Directions for this task: Retype everything in the listing, leaving each line exactly as it is.

======== Record list ========

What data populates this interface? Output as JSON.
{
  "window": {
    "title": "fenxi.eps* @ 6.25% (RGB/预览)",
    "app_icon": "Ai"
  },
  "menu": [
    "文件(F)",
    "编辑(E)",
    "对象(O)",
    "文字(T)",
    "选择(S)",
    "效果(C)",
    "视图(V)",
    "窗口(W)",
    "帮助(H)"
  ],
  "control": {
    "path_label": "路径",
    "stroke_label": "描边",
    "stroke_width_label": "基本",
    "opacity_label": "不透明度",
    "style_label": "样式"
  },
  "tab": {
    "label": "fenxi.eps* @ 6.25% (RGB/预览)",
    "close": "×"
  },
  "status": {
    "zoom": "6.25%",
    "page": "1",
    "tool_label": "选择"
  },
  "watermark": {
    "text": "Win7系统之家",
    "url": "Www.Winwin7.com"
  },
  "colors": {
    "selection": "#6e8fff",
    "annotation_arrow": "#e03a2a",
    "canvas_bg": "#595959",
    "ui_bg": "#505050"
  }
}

========

Exercise solution:
What data populates this interface? Output as JSON.
{
  "window": {
    "title": "fenxi.eps* @ 6.25% (RGB/预览)",
    "app_icon": "Ai"
  },
  "menu": [
    "文件(F)",
    "编辑(E)",
    "对象(O)",
    "文字(T)",
    "选择(S)",
    "效果(C)",
    "视图(V)",
    "窗口(W)",
    "帮助(H)"
  ],
  "control": {
    "path_label": "路径",
    "stroke_label": "描边",
    "stroke_width_label": "基本",
    "opacity_label": "不透明度",
    "style_label": "样式"
  },
  "tab": {
    "label": "fenxi.eps* @ 6.25% (RGB/预览)",
    "close": "×"
  },
  "status": {
    "zoom": "6.25%",
    "page": "1",
    "tool_label": "选择"
  },
  "watermark": {
    "text": "Win7系统之家",
    "url": "Www.Winwin7.com"
  },
  "colors": {
    "selection": "#6e8fff",
    "annotation_arrow": "#e03a2a",
    "canvas_bg": "#595959",
    "ui_bg": "#505050"
  }
}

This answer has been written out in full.